*Instructions to follow*.
Select the lines that hold the word "source" and copy each one.

* start Data for processing *

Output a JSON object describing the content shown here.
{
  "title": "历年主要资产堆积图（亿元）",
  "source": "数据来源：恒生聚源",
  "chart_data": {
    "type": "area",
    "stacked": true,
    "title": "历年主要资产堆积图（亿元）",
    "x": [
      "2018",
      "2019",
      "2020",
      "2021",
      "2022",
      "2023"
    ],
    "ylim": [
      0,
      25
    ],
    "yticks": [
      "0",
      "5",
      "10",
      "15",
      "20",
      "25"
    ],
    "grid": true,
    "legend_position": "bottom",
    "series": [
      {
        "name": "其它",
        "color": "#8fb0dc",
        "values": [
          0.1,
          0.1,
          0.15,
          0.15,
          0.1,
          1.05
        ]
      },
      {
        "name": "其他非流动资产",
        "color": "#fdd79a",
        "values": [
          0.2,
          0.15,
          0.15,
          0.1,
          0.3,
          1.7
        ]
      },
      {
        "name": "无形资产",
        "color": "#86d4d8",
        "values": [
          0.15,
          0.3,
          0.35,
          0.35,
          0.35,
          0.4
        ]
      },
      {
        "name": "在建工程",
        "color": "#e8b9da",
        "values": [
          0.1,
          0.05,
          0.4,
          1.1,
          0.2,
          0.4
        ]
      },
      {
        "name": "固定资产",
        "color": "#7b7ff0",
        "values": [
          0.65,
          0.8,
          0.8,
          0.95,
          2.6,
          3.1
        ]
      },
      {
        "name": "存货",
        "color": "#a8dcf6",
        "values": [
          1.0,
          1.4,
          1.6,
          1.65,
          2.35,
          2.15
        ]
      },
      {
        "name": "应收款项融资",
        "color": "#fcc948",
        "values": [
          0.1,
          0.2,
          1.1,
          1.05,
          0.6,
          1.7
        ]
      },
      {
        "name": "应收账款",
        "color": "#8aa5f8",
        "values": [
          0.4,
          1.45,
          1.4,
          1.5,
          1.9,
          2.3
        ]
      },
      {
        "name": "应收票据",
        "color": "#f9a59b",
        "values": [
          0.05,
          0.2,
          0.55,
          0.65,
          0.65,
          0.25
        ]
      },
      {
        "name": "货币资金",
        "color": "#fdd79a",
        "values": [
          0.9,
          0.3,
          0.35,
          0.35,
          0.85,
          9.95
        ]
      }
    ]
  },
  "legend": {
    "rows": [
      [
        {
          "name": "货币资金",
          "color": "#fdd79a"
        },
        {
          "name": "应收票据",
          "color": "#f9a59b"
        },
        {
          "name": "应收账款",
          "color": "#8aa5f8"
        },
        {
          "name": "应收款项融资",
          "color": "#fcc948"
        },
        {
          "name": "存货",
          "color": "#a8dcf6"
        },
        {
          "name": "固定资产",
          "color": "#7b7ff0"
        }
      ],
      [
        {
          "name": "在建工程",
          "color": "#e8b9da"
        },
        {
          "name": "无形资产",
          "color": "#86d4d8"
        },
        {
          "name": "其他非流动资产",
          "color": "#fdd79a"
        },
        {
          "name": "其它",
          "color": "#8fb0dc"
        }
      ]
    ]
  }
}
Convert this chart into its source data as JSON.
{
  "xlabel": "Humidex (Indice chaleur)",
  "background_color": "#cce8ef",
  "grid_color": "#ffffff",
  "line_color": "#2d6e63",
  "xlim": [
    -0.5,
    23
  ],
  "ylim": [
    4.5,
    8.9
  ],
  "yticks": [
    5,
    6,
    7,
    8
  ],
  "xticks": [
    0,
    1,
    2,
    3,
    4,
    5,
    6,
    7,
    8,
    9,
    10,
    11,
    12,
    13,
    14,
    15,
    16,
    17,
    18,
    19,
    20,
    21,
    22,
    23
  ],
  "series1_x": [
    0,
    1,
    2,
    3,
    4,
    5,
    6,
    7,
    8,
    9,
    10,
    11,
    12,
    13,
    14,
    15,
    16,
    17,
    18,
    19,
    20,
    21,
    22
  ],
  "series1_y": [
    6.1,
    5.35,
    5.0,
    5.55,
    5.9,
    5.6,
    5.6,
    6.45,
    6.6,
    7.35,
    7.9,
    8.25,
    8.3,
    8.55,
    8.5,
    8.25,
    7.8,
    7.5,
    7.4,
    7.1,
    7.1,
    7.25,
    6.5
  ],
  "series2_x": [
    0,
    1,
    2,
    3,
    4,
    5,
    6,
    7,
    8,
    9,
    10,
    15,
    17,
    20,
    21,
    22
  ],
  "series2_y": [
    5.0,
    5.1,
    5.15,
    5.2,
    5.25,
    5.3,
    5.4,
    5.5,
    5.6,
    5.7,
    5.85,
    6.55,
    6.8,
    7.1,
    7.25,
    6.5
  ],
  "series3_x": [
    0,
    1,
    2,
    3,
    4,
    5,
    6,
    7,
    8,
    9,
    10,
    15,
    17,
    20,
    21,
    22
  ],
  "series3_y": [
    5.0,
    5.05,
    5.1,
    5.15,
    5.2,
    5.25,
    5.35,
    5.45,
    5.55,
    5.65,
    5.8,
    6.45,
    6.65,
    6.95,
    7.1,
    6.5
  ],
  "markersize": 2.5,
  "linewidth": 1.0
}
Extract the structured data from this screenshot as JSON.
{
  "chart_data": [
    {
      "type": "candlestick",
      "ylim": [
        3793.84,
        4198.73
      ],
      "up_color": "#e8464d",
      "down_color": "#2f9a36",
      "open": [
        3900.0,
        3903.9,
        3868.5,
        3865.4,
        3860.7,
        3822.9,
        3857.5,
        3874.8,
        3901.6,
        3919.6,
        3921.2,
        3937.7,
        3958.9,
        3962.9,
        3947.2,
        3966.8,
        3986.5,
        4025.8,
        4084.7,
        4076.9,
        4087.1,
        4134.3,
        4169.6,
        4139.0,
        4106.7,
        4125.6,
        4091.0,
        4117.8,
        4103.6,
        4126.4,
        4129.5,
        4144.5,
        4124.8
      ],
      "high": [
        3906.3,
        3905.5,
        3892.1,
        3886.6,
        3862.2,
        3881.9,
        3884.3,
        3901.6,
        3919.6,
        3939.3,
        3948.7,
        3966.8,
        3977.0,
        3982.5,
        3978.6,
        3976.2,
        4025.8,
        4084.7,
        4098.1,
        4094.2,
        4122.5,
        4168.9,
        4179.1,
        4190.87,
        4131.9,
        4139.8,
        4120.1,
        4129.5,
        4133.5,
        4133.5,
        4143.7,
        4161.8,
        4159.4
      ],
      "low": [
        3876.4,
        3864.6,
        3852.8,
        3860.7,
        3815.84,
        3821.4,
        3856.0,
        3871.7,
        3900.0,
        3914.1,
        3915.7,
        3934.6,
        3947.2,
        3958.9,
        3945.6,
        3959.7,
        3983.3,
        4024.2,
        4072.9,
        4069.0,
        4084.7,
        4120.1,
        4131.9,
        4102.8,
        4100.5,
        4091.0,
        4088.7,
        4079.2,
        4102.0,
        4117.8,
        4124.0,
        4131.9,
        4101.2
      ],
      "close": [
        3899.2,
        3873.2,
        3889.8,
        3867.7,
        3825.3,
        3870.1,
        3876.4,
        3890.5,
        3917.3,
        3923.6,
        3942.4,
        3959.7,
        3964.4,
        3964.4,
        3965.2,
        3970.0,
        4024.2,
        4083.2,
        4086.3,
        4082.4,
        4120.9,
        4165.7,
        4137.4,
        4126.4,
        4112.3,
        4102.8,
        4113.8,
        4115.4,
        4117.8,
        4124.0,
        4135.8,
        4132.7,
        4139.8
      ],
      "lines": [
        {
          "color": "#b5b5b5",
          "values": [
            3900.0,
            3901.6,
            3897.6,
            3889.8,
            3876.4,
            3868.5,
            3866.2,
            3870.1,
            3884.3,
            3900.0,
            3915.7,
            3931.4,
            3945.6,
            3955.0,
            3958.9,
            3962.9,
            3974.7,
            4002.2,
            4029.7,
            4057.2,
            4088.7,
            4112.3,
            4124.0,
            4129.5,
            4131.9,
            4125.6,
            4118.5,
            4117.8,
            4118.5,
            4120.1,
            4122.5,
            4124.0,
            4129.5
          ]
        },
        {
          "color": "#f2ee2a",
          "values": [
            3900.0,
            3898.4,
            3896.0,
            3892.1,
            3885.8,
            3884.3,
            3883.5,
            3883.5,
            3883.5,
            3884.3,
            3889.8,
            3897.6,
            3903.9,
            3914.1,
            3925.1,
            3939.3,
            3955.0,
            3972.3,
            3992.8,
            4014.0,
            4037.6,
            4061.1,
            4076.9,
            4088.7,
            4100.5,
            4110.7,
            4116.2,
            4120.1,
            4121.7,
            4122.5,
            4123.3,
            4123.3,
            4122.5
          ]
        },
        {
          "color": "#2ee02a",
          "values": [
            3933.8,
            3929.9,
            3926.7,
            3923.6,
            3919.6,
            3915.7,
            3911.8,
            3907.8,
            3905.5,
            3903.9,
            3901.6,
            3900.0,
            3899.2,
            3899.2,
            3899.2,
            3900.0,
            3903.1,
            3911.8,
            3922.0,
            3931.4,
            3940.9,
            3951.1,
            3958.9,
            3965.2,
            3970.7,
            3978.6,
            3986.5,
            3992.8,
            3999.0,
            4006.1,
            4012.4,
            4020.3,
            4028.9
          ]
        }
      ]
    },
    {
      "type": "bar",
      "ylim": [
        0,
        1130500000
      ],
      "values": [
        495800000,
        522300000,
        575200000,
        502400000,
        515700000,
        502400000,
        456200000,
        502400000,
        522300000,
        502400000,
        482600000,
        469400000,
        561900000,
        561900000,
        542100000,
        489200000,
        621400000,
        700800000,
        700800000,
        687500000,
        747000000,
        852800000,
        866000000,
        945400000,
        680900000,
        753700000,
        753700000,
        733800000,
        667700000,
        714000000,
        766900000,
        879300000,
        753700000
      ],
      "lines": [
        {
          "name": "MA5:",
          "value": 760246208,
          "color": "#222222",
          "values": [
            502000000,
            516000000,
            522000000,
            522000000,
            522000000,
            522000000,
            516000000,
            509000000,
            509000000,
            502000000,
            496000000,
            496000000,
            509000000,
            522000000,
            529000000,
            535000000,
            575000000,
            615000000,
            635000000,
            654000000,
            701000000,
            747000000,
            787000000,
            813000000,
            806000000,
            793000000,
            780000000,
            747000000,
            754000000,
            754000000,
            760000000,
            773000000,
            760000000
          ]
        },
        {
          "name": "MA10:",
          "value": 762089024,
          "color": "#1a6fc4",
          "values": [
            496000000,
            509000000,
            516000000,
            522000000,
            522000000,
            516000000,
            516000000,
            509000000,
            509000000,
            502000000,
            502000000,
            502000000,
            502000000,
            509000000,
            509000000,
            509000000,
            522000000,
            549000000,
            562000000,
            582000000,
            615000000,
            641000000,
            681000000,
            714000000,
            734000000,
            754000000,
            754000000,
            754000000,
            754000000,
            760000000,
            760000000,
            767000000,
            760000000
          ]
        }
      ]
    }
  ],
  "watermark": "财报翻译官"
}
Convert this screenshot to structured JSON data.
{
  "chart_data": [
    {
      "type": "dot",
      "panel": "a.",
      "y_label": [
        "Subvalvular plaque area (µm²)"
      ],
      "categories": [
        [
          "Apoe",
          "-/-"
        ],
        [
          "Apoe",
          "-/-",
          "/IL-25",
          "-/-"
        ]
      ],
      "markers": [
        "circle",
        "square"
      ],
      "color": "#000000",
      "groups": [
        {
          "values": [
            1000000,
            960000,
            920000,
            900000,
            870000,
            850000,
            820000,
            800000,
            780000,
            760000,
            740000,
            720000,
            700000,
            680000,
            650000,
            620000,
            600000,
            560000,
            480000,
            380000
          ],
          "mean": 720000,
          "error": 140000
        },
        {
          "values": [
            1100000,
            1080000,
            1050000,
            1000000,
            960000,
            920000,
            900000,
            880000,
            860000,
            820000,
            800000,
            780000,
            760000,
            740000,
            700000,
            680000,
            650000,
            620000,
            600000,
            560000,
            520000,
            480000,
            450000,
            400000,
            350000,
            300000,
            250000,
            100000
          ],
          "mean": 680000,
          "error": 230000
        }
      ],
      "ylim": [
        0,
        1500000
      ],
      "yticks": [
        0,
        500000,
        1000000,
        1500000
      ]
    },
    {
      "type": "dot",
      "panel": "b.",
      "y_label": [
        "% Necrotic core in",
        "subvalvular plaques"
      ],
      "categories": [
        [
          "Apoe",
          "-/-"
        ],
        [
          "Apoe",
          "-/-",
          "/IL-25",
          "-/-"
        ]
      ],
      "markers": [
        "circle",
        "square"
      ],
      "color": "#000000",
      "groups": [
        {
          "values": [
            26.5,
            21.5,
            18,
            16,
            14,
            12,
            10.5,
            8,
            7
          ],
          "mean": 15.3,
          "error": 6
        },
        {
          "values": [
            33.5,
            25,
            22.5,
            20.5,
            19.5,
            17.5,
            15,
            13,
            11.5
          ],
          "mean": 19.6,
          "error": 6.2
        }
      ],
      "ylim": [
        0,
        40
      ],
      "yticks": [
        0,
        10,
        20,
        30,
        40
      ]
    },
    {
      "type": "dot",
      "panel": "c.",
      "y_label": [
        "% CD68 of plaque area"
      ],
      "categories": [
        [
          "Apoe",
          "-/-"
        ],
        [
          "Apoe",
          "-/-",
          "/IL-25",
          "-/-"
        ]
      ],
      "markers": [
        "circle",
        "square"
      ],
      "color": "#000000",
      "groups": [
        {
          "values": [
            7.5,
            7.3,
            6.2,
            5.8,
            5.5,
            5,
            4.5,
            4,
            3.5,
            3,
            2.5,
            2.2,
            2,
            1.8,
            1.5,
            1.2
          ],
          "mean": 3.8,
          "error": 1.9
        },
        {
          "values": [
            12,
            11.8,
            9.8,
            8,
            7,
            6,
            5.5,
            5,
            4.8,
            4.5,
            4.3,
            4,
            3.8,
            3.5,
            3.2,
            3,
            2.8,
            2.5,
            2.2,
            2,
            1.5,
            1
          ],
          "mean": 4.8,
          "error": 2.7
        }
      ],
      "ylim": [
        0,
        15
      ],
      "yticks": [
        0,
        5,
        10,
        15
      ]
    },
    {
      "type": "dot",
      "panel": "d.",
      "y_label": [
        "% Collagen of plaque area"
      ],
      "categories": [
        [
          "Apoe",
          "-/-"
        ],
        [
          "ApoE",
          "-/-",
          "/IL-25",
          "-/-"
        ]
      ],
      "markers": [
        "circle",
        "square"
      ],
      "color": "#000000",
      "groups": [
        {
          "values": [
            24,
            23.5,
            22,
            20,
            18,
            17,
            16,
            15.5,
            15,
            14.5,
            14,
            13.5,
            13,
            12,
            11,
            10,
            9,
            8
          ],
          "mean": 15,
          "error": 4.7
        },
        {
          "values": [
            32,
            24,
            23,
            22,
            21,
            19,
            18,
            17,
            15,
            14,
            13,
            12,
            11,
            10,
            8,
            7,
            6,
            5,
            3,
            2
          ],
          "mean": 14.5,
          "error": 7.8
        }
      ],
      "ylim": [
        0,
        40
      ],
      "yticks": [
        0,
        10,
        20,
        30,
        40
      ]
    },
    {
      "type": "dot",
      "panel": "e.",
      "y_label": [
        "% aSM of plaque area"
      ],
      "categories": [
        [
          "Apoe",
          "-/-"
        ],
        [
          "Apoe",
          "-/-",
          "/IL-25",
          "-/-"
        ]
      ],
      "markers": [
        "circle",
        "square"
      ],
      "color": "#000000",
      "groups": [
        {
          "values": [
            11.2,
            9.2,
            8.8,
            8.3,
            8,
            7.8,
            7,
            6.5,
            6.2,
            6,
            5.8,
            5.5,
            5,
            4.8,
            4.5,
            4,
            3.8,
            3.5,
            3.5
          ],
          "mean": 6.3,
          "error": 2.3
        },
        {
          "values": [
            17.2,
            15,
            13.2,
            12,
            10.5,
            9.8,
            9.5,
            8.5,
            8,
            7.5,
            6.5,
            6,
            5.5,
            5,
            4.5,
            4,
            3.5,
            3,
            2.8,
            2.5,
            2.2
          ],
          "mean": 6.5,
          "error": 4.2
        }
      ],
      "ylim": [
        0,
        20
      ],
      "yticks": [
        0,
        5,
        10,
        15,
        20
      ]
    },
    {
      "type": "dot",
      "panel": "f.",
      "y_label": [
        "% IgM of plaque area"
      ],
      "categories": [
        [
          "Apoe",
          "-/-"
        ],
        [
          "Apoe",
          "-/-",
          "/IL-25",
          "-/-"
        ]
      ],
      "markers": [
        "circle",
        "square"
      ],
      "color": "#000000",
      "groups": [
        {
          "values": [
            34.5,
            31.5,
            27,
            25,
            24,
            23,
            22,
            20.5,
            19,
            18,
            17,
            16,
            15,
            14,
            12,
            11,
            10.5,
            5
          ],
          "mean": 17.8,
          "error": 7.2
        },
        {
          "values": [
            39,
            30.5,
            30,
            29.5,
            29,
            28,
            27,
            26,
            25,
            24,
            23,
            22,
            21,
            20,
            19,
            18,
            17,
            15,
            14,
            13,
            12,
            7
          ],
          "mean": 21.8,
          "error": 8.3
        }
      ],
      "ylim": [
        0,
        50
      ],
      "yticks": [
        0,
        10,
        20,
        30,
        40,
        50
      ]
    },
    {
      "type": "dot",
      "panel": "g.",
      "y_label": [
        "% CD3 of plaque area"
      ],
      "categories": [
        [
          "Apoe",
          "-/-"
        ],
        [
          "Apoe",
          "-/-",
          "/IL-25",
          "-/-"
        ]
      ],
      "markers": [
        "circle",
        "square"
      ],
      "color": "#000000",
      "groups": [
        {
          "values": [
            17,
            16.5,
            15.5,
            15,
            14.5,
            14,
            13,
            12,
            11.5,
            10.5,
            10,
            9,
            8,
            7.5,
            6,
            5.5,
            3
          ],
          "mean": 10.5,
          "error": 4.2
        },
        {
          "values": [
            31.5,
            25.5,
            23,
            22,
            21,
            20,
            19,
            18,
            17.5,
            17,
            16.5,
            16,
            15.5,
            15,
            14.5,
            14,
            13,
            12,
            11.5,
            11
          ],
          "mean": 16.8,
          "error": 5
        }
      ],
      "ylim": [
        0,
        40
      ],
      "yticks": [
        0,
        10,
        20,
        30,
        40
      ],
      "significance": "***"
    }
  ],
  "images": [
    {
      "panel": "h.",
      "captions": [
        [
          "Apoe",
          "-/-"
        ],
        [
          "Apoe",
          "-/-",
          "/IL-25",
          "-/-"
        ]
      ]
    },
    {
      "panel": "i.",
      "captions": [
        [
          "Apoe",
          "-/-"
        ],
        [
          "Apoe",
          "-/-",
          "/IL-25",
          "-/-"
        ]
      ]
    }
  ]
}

* end Data for processing *

*Correct answer*.
  "source": "数据来源：恒生聚源",
Convert this chart into its source data as JSON.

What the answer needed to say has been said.